Reproduce each line exactly, including spacing and punctuation.

_Entries shown:_
:::

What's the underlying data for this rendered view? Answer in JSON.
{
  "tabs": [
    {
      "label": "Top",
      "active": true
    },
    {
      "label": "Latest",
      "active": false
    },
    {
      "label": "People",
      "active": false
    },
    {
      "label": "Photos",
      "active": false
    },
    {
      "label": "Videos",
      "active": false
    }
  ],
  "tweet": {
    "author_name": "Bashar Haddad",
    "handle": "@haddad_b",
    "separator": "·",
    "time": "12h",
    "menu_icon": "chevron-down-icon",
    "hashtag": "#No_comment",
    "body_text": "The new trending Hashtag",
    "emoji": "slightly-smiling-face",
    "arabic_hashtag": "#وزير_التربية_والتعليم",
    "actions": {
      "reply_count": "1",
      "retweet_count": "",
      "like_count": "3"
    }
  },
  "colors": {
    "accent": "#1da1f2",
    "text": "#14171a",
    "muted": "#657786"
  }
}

:::

_Full solution:_
What's the underlying data for this rendered view? Answer in JSON.
{
  "tabs": [
    {
      "label": "Top",
      "active": true
    },
    {
      "label": "Latest",
      "active": false
    },
    {
      "label": "People",
      "active": false
    },
    {
      "label": "Photos",
      "active": false
    },
    {
      "label": "Videos",
      "active": false
    }
  ],
  "tweet": {
    "author_name": "Bashar Haddad",
    "handle": "@haddad_b",
    "separator": "·",
    "time": "12h",
    "menu_icon": "chevron-down-icon",
    "hashtag": "#No_comment",
    "body_text": "The new trending Hashtag",
    "emoji": "slightly-smiling-face",
    "arabic_hashtag": "#وزير_التربية_والتعليم",
    "actions": {
      "reply_count": "1",
      "retweet_count": "",
      "like_count": "3"
    }
  },
  "colors": {
    "accent": "#1da1f2",
    "text": "#14171a",
    "muted": "#657786"
  }
}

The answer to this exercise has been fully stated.